(Records contained in a dataset)
_ _ _ _

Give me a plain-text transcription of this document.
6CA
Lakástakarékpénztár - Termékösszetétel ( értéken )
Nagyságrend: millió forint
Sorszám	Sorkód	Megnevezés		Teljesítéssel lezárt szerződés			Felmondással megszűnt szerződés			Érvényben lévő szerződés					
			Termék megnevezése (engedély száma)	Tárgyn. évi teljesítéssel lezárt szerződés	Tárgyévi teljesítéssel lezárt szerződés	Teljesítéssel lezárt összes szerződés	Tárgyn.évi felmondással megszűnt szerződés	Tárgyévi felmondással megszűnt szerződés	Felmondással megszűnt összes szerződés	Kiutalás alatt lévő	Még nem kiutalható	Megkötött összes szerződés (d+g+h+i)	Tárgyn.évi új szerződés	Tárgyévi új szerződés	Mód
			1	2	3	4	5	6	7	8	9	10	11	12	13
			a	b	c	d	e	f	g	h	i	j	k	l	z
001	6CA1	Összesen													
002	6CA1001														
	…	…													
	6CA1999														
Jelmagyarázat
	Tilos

_ _ _ _

## [Given exercise]
Copy out all lines where the word "Felmondással" appears.

## [Answer for this exercise]
Sorszám	Sorkód	Megnevezés		Teljesítéssel lezárt szerződés			Felmondással megszűnt szerződés			Érvényben lévő szerződés					
			Termék megnevezése (engedély száma)	Tárgyn. évi teljesítéssel lezárt szerződés	Tárgyévi teljesítéssel lezárt szerződés	Teljesítéssel lezárt összes szerződés	Tárgyn.évi felmondással megszűnt szerződés	Tárgyévi felmondással megszűnt szerződés	Felmondással megszűnt összes szerződés	Kiutalás alatt lévő	Még nem kiutalható	Megkötött összes szerződés (d+g+h+i)	Tárgyn.évi új szerződés	Tárgyévi új szerződés	Mód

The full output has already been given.